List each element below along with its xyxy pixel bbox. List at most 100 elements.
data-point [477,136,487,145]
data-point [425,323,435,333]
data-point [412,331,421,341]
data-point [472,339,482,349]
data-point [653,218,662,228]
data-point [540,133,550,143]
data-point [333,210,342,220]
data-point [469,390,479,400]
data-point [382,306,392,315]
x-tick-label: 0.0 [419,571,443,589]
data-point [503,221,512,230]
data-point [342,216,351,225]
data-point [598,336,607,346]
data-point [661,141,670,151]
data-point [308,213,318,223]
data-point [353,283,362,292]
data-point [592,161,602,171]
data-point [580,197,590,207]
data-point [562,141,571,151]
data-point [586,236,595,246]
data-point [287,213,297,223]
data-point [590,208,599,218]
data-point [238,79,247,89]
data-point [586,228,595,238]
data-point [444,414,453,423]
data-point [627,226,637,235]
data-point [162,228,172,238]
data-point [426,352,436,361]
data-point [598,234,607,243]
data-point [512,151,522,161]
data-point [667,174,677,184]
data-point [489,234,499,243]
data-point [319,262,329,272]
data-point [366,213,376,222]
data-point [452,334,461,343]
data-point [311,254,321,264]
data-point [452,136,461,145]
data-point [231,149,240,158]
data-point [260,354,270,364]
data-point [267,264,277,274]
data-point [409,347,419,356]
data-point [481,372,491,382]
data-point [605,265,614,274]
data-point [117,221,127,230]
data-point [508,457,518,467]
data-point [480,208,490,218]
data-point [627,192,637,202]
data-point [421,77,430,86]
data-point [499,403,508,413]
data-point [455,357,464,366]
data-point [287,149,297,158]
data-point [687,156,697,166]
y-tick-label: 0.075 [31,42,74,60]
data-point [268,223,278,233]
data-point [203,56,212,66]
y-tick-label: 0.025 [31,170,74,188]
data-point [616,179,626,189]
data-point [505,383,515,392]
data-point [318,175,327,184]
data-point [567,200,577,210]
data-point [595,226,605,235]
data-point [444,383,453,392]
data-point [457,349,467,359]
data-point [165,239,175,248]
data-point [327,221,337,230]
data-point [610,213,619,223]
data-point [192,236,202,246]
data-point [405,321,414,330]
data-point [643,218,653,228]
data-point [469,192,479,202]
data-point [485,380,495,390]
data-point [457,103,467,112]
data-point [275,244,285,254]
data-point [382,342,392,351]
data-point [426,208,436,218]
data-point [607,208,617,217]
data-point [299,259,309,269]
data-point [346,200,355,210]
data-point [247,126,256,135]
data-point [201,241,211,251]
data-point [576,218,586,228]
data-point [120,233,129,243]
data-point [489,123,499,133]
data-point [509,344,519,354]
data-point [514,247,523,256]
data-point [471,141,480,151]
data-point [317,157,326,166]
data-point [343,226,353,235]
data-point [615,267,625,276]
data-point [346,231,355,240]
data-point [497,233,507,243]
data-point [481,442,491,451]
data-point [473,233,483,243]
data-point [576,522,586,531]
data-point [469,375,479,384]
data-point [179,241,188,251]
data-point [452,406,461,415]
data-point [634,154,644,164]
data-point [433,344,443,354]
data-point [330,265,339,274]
------------
BRIEF: Reproduce every one of the lines above verbatim, without changing any character.

THE ANSWER:
List each element below along with its xyxy pixel bbox. List at most 100 elements.
data-point [477,136,487,145]
data-point [425,323,435,333]
data-point [412,331,421,341]
data-point [472,339,482,349]
data-point [653,218,662,228]
data-point [540,133,550,143]
data-point [333,210,342,220]
data-point [469,390,479,400]
data-point [382,306,392,315]
x-tick-label: 0.0 [419,571,443,589]
data-point [503,221,512,230]
data-point [342,216,351,225]
data-point [598,336,607,346]
data-point [661,141,670,151]
data-point [308,213,318,223]
data-point [353,283,362,292]
data-point [592,161,602,171]
data-point [580,197,590,207]
data-point [562,141,571,151]
data-point [586,236,595,246]
data-point [287,213,297,223]
data-point [590,208,599,218]
data-point [238,79,247,89]
data-point [586,228,595,238]
data-point [444,414,453,423]
data-point [627,226,637,235]
data-point [162,228,172,238]
data-point [426,352,436,361]
data-point [598,234,607,243]
data-point [512,151,522,161]
data-point [667,174,677,184]
data-point [489,234,499,243]
data-point [319,262,329,272]
data-point [366,213,376,222]
data-point [452,334,461,343]
data-point [311,254,321,264]
data-point [452,136,461,145]
data-point [231,149,240,158]
data-point [260,354,270,364]
data-point [267,264,277,274]
data-point [409,347,419,356]
data-point [481,372,491,382]
data-point [605,265,614,274]
data-point [117,221,127,230]
data-point [508,457,518,467]
data-point [480,208,490,218]
data-point [627,192,637,202]
data-point [421,77,430,86]
data-point [499,403,508,413]
data-point [455,357,464,366]
data-point [287,149,297,158]
data-point [687,156,697,166]
y-tick-label: 0.075 [31,42,74,60]
data-point [268,223,278,233]
data-point [203,56,212,66]
y-tick-label: 0.025 [31,170,74,188]
data-point [616,179,626,189]
data-point [505,383,515,392]
data-point [318,175,327,184]
data-point [567,200,577,210]
data-point [595,226,605,235]
data-point [444,383,453,392]
data-point [457,349,467,359]
data-point [165,239,175,248]
data-point [327,221,337,230]
data-point [610,213,619,223]
data-point [192,236,202,246]
data-point [405,321,414,330]
data-point [643,218,653,228]
data-point [469,192,479,202]
data-point [485,380,495,390]
data-point [457,103,467,112]
data-point [275,244,285,254]
data-point [382,342,392,351]
data-point [426,208,436,218]
data-point [607,208,617,217]
data-point [299,259,309,269]
data-point [346,200,355,210]
data-point [247,126,256,135]
data-point [201,241,211,251]
data-point [576,218,586,228]
data-point [120,233,129,243]
data-point [489,123,499,133]
data-point [509,344,519,354]
data-point [514,247,523,256]
data-point [471,141,480,151]
data-point [317,157,326,166]
data-point [343,226,353,235]
data-point [615,267,625,276]
data-point [346,231,355,240]
data-point [497,233,507,243]
data-point [481,442,491,451]
data-point [473,233,483,243]
data-point [576,522,586,531]
data-point [469,375,479,384]
data-point [179,241,188,251]
data-point [452,406,461,415]
data-point [634,154,644,164]
data-point [433,344,443,354]
data-point [330,265,339,274]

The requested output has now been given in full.